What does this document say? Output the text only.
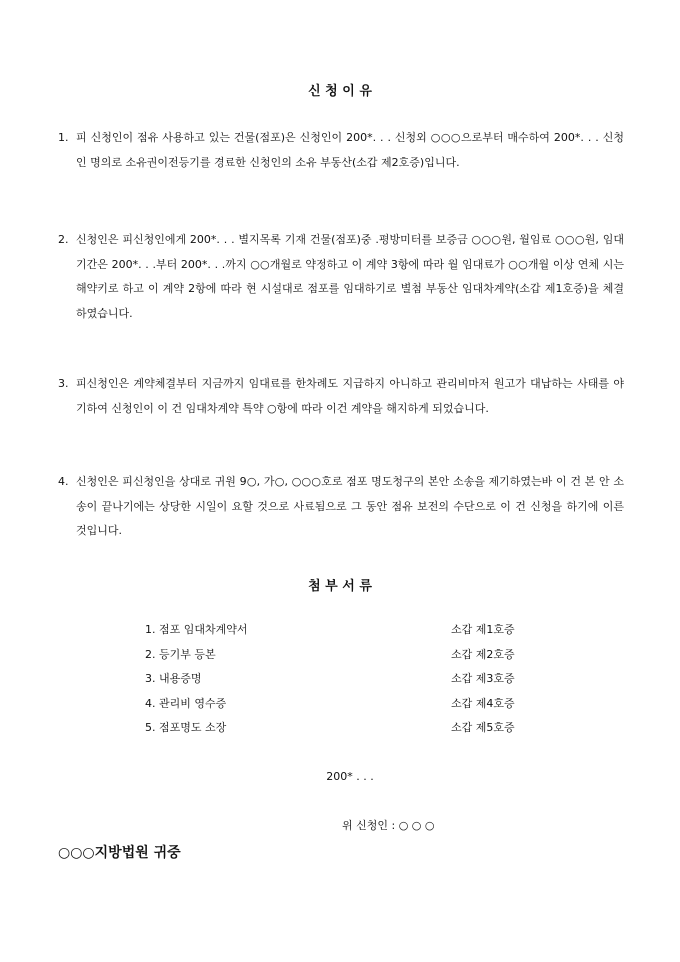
신 청 이 유
1. 피 신청인이 점유 사용하고 있는 건물(점포)은 신청인이 200*. . . 신청외 ○○○으로부터 매수하여 200*. . . 신청인 명의로 소유권이전등기를 경료한 신청인의 소유 부동산(소갑 제2호증)입니다.
2. 신청인은 피신청인에게 200*. . . 별지목록 기재 건물(점포)중 .평방미터를 보증금 ○○○원, 월임료 ○○○원, 임대기간은 200*. . .부터 200*. . .까지 ○○개월로 약정하고 이 계약 3항에 따라 월 임대료가 ○○개월 이상 연체 시는 해약키로 하고 이 계약 2항에 따라 현 시설대로 점포를 임대하기로 별첨 부동산 임대차계약(소갑 제1호증)을 체결하였습니다.
3. 피신청인은 계약체결부터 지금까지 임대료를 한차례도 지급하지 아니하고 관리비마저 원고가 대납하는 사태를 야기하여 신청인이 이 건 임대차계약 특약 ○항에 따라 이건 계약을 해지하게 되었습니다.
4. 신청인은 피신청인을 상대로 귀원 9○, 가○, ○○○호로 점포 명도청구의 본안 소송을 제기하였는바 이 건 본 안 소송이 끝나기에는 상당한 시일이 요할 것으로 사료됨으로 그 동안 점유 보전의 수단으로 이 건 신청을 하기에 이른 것입니다.
첨 부 서 류
1. 점포 임대차계약서	소갑 제1호증
2. 등기부 등본	소갑 제2호증
3. 내용증명	소갑 제3호증
4. 관리비 영수증	소갑 제4호증
5. 점포명도 소장	소갑 제5호증
200* . . .
위 신청인 : ○ ○ ○
○○○지방법원 귀중
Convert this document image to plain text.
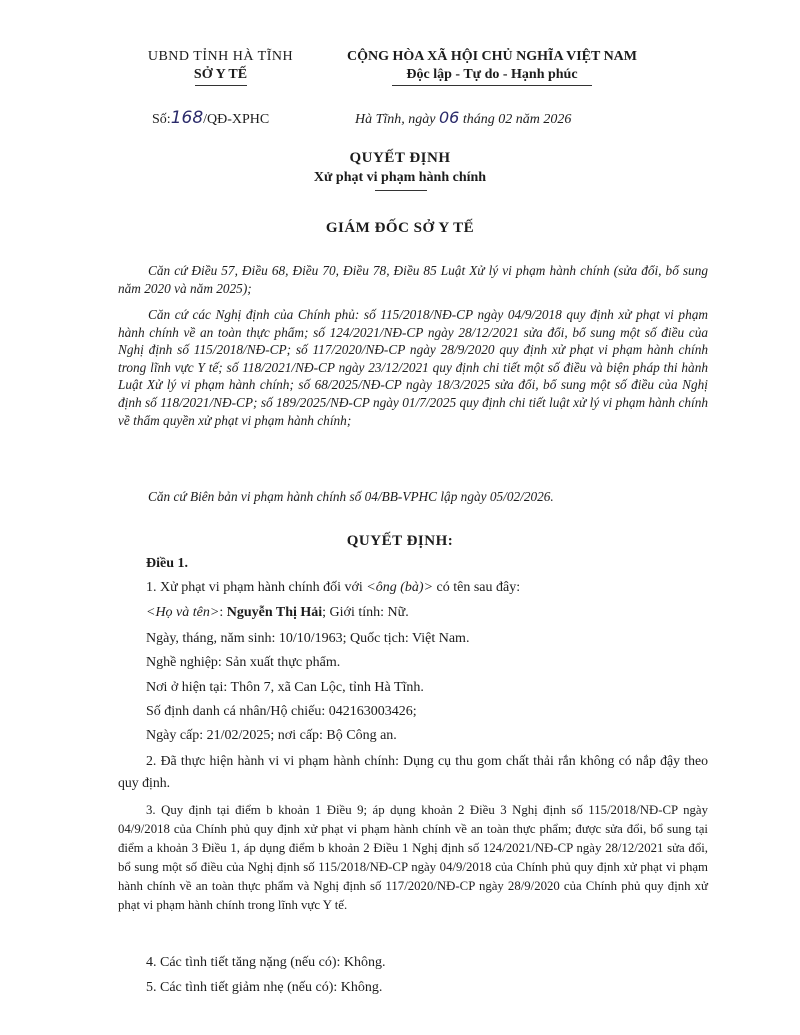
UBND TỈNH HÀ TĨNH
SỞ Y TẾ
CỘNG HÒA XÃ HỘI CHỦ NGHĨA VIỆT NAM
Độc lập - Tự do - Hạnh phúc
Số:168/QĐ-XPHC	Hà Tĩnh, ngày 06 tháng 02 năm 2026
QUYẾT ĐỊNH
Xử phạt vi phạm hành chính
GIÁM ĐỐC SỞ Y TẾ

Căn cứ Điều 57, Điều 68, Điều 70, Điều 78, Điều 85 Luật Xử lý vi phạm hành chính (sửa đổi, bổ sung năm 2020 và năm 2025);

Căn cứ các Nghị định của Chính phủ: số 115/2018/NĐ-CP ngày 04/9/2018 quy định xử phạt vi phạm hành chính về an toàn thực phẩm; số 124/2021/NĐ-CP ngày 28/12/2021 sửa đổi, bổ sung một số điều của Nghị định số 115/2018/NĐ-CP; số 117/2020/NĐ-CP ngày 28/9/2020 quy định xử phạt vi phạm hành chính trong lĩnh vực Y tế; số 118/2021/NĐ-CP ngày 23/12/2021 quy định chi tiết một số điều và biện pháp thi hành Luật Xử lý vi phạm hành chính; số 68/2025/NĐ-CP ngày 18/3/2025 sửa đổi, bổ sung một số điều của Nghị định số 118/2021/NĐ-CP; số 189/2025/NĐ-CP ngày 01/7/2025 quy định chi tiết luật xử lý vi phạm hành chính về thẩm quyền xử phạt vi phạm hành chính;

Căn cứ Biên bản vi phạm hành chính số 04/BB-VPHC lập ngày 05/02/2026.

QUYẾT ĐỊNH:
Điều 1.
1. Xử phạt vi phạm hành chính đối với <ông (bà)> có tên sau đây:
<Họ và tên>: Nguyễn Thị Hải; Giới tính: Nữ.
Ngày, tháng, năm sinh: 10/10/1963; Quốc tịch: Việt Nam.
Nghề nghiệp: Sản xuất thực phẩm.
Nơi ở hiện tại: Thôn 7, xã Can Lộc, tỉnh Hà Tĩnh.
Số định danh cá nhân/Hộ chiếu: 042163003426;
Ngày cấp: 21/02/2025; nơi cấp: Bộ Công an.

2. Đã thực hiện hành vi vi phạm hành chính: Dụng cụ thu gom chất thải rắn không có nắp đậy theo quy định.

3. Quy định tại điểm b khoản 1 Điều 9; áp dụng khoản 2 Điều 3 Nghị định số 115/2018/NĐ-CP ngày 04/9/2018 của Chính phủ quy định xử phạt vi phạm hành chính về an toàn thực phẩm; được sửa đổi, bổ sung tại điểm a khoản 3 Điều 1, áp dụng điểm b khoản 2 Điều 1 Nghị định số 124/2021/NĐ-CP ngày 28/12/2021 sửa đổi, bổ sung một số điều của Nghị định số 115/2018/NĐ-CP ngày 04/9/2018 của Chính phủ quy định xử phạt vi phạm hành chính về an toàn thực phẩm và Nghị định số 117/2020/NĐ-CP ngày 28/9/2020 của Chính phủ quy định xử phạt vi phạm hành chính trong lĩnh vực Y tế.

4. Các tình tiết tăng nặng (nếu có): Không.
5. Các tình tiết giảm nhẹ (nếu có): Không.
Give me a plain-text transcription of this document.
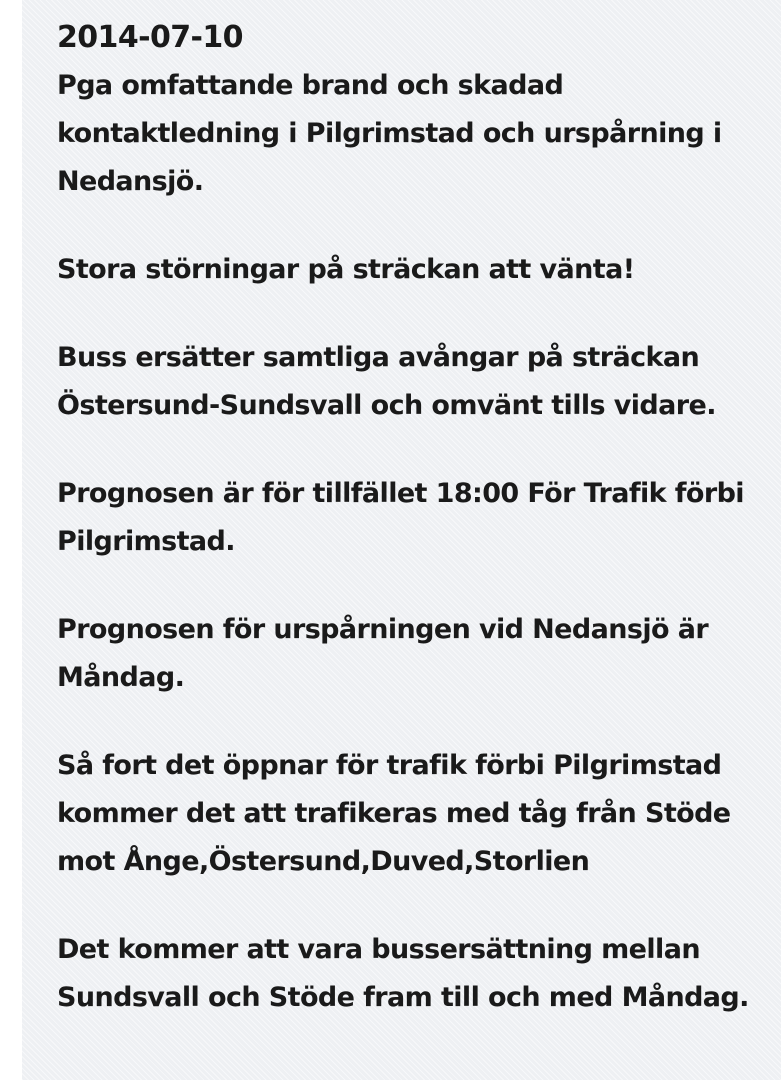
2014-07-10

Pga omfattande brand och skadad kontaktledning i Pilgrimstad och urspårning i Nedansjö.

Stora störningar på sträckan att vänta!

Buss ersätter samtliga avångar på sträckan Östersund-Sundsvall och omvänt tills vidare.

Prognosen är för tillfället 18:00 För Trafik förbi Pilgrimstad.

Prognosen för urspårningen vid Nedansjö är Måndag.

Så fort det öppnar för trafik förbi Pilgrimstad kommer det att trafikeras med tåg från Stöde mot Ånge,Östersund,Duved,Storlien

Det kommer att vara bussersättning mellan Sundsvall och Stöde fram till och med Måndag.
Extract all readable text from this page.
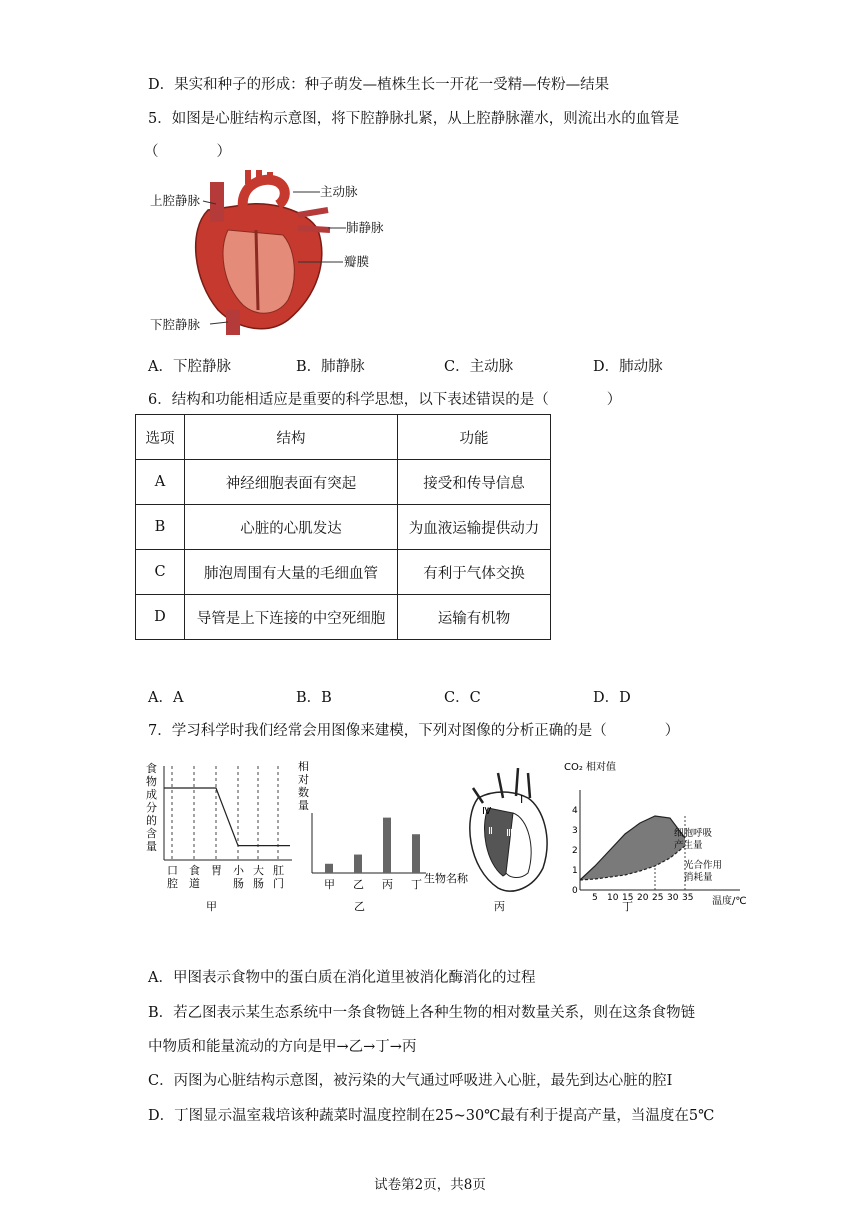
D．果实和种子的形成：种子萌发—植株生长一开花一受精—传粉—结果
5．如图是心脏结构示意图，将下腔静脉扎紧，从上腔静脉灌水，则流出水的血管是
（　　　　）
上腔静脉
主动脉
肺静脉
瓣膜
下腔静脉
A．下腔静脉	B．肺静脉	C．主动脉	D．肺动脉
6．结构和功能相适应是重要的科学思想，以下表述错误的是（　　　　）
选项	结构	功能
A	神经细胞表面有突起	接受和传导信息
B	心脏的心肌发达	为血液运输提供动力
C	肺泡周围有大量的毛细血管	有利于气体交换
D	导管是上下连接的中空死细胞	运输有机物
A．A	B．B	C．C	D．D
7．学习科学时我们经常会用图像来建模，下列对图像的分析正确的是（　　　　）
食
物
成
分
的
含
量
口
腔
食
道
胃 小
肠
大
肠
肛
门
甲
相
对
数
量
甲 乙 丙 丁 生物名称
乙
Ⅰ
Ⅱ Ⅲ
Ⅳ
丙
CO₂ 相对值
0
1
2
3
4
5 10 15 20 25 30 35
细胞呼吸
产生量
光合作用
消耗量
温度/℃
丁
A．甲图表示食物中的蛋白质在消化道里被消化酶消化的过程
B．若乙图表示某生态系统中一条食物链上各种生物的相对数量关系，则在这条食物链
中物质和能量流动的方向是甲→乙→丁→丙
C．丙图为心脏结构示意图，被污染的大气通过呼吸进入心脏，最先到达心脏的腔I
D．丁图显示温室栽培该种蔬菜时温度控制在25~30℃最有利于提高产量，当温度在5℃
试卷第2页，共8页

┄┄┄┄┄┄

__What is needed__:
Repeat the material above in full and unchanged, minus its images.

__Reply to the task__:
What does this document say? Output the text only.
신 청 이 유
1. 피 신청인이 점유 사용하고 있는 건물(점포)은 신청인이 200*. . . 신청외 ○○○으로부터 매수하여 200*. . . 신청인 명의로 소유권이전등기를 경료한 신청인의 소유 부동산(소갑 제2호증)입니다.
2. 신청인은 피신청인에게 200*. . . 별지목록 기재 건물(점포)중 .평방미터를 보증금 ○○○원, 월임료 ○○○원, 임대기간은 200*. . .부터 200*. . .까지 ○○개월로 약정하고 이 계약 3항에 따라 월 임대료가 ○○개월 이상 연체 시는 해약키로 하고 이 계약 2항에 따라 현 시설대로 점포를 임대하기로 별첨 부동산 임대차계약(소갑 제1호증)을 체결하였습니다.
3. 피신청인은 계약체결부터 지금까지 임대료를 한차례도 지급하지 아니하고 관리비마저 원고가 대납하는 사태를 야기하여 신청인이 이 건 임대차계약 특약 ○항에 따라 이건 계약을 해지하게 되었습니다.
4. 신청인은 피신청인을 상대로 귀원 9○, 가○, ○○○호로 점포 명도청구의 본안 소송을 제기하였는바 이 건 본 안 소송이 끝나기에는 상당한 시일이 요할 것으로 사료됨으로 그 동안 점유 보전의 수단으로 이 건 신청을 하기에 이른 것입니다.
첨 부 서 류
1. 점포 임대차계약서	소갑 제1호증
2. 등기부 등본	소갑 제2호증
3. 내용증명	소갑 제3호증
4. 관리비 영수증	소갑 제4호증
5. 점포명도 소장	소갑 제5호증
200* . . .
위 신청인 : ○ ○ ○
○○○지방법원 귀중
Convert this document image to plain text.
UBND TỈNH HÀ TĨNH
SỞ Y TẾ
CỘNG HÒA XÃ HỘI CHỦ NGHĨA VIỆT NAM
Độc lập - Tự do - Hạnh phúc
Số:168/QĐ-XPHC	Hà Tĩnh, ngày 06 tháng 02 năm 2026
QUYẾT ĐỊNH
Xử phạt vi phạm hành chính
GIÁM ĐỐC SỞ Y TẾ

Căn cứ Điều 57, Điều 68, Điều 70, Điều 78, Điều 85 Luật Xử lý vi phạm hành chính (sửa đổi, bổ sung năm 2020 và năm 2025);

Căn cứ các Nghị định của Chính phủ: số 115/2018/NĐ-CP ngày 04/9/2018 quy định xử phạt vi phạm hành chính về an toàn thực phẩm; số 124/2021/NĐ-CP ngày 28/12/2021 sửa đổi, bổ sung một số điều của Nghị định số 115/2018/NĐ-CP; số 117/2020/NĐ-CP ngày 28/9/2020 quy định xử phạt vi phạm hành chính trong lĩnh vực Y tế; số 118/2021/NĐ-CP ngày 23/12/2021 quy định chi tiết một số điều và biện pháp thi hành Luật Xử lý vi phạm hành chính; số 68/2025/NĐ-CP ngày 18/3/2025 sửa đổi, bổ sung một số điều của Nghị định số 118/2021/NĐ-CP; số 189/2025/NĐ-CP ngày 01/7/2025 quy định chi tiết luật xử lý vi phạm hành chính về thẩm quyền xử phạt vi phạm hành chính;

Căn cứ Biên bản vi phạm hành chính số 04/BB-VPHC lập ngày 05/02/2026.

QUYẾT ĐỊNH:
Điều 1.
1. Xử phạt vi phạm hành chính đối với <ông (bà)> có tên sau đây:
<Họ và tên>: Nguyễn Thị Hải; Giới tính: Nữ.
Ngày, tháng, năm sinh: 10/10/1963; Quốc tịch: Việt Nam.
Nghề nghiệp: Sản xuất thực phẩm.
Nơi ở hiện tại: Thôn 7, xã Can Lộc, tỉnh Hà Tĩnh.
Số định danh cá nhân/Hộ chiếu: 042163003426;
Ngày cấp: 21/02/2025; nơi cấp: Bộ Công an.

2. Đã thực hiện hành vi vi phạm hành chính: Dụng cụ thu gom chất thải rắn không có nắp đậy theo quy định.

3. Quy định tại điểm b khoản 1 Điều 9; áp dụng khoản 2 Điều 3 Nghị định số 115/2018/NĐ-CP ngày 04/9/2018 của Chính phủ quy định xử phạt vi phạm hành chính về an toàn thực phẩm; được sửa đổi, bổ sung tại điểm a khoản 3 Điều 1, áp dụng điểm b khoản 2 Điều 1 Nghị định số 124/2021/NĐ-CP ngày 28/12/2021 sửa đổi, bổ sung một số điều của Nghị định số 115/2018/NĐ-CP ngày 04/9/2018 của Chính phủ quy định xử phạt vi phạm hành chính về an toàn thực phẩm và Nghị định số 117/2020/NĐ-CP ngày 28/9/2020 của Chính phủ quy định xử phạt vi phạm hành chính trong lĩnh vực Y tế.

4. Các tình tiết tăng nặng (nếu có): Không.
5. Các tình tiết giảm nhẹ (nếu có): Không.
Give me a plain-text transcription of this document.
2014-07-10

Pga omfattande brand och skadad kontaktledning i Pilgrimstad och urspårning i Nedansjö.

Stora störningar på sträckan att vänta!

Buss ersätter samtliga avångar på sträckan Östersund-Sundsvall och omvänt tills vidare.

Prognosen är för tillfället 18:00 För Trafik förbi Pilgrimstad.

Prognosen för urspårningen vid Nedansjö är Måndag.

Så fort det öppnar för trafik förbi Pilgrimstad kommer det att trafikeras med tåg från Stöde mot Ånge,Östersund,Duved,Storlien

Det kommer att vara bussersättning mellan Sundsvall och Stöde fram till och med Måndag.
Extract all readable text from this page.
D．果实和种子的形成：种子萌发—植株生长一开花一受精—传粉—结果
5．如图是心脏结构示意图，将下腔静脉扎紧，从上腔静脉灌水，则流出水的血管是
（　　　　）
上腔静脉
主动脉
肺静脉
瓣膜
下腔静脉
A．下腔静脉	B．肺静脉	C．主动脉	D．肺动脉
6．结构和功能相适应是重要的科学思想，以下表述错误的是（　　　　）
选项	结构	功能
A	神经细胞表面有突起	接受和传导信息
B	心脏的心肌发达	为血液运输提供动力
C	肺泡周围有大量的毛细血管	有利于气体交换
D	导管是上下连接的中空死细胞	运输有机物
A．A	B．B	C．C	D．D
7．学习科学时我们经常会用图像来建模，下列对图像的分析正确的是（　　　　）
食
物
成
分
的
含
量
口
腔
食
道
胃 小
肠
大
肠
肛
门
甲
相
对
数
量
甲 乙 丙 丁 生物名称
乙
Ⅰ
Ⅱ Ⅲ
Ⅳ
丙
CO₂ 相对值
0
1
2
3
4
5 10 15 20 25 30 35
细胞呼吸
产生量
光合作用
消耗量
温度/℃
丁
A．甲图表示食物中的蛋白质在消化道里被消化酶消化的过程
B．若乙图表示某生态系统中一条食物链上各种生物的相对数量关系，则在这条食物链
中物质和能量流动的方向是甲→乙→丁→丙
C．丙图为心脏结构示意图，被污染的大气通过呼吸进入心脏，最先到达心脏的腔I
D．丁图显示温室栽培该种蔬菜时温度控制在25~30℃最有利于提高产量，当温度在5℃
试卷第2页，共8页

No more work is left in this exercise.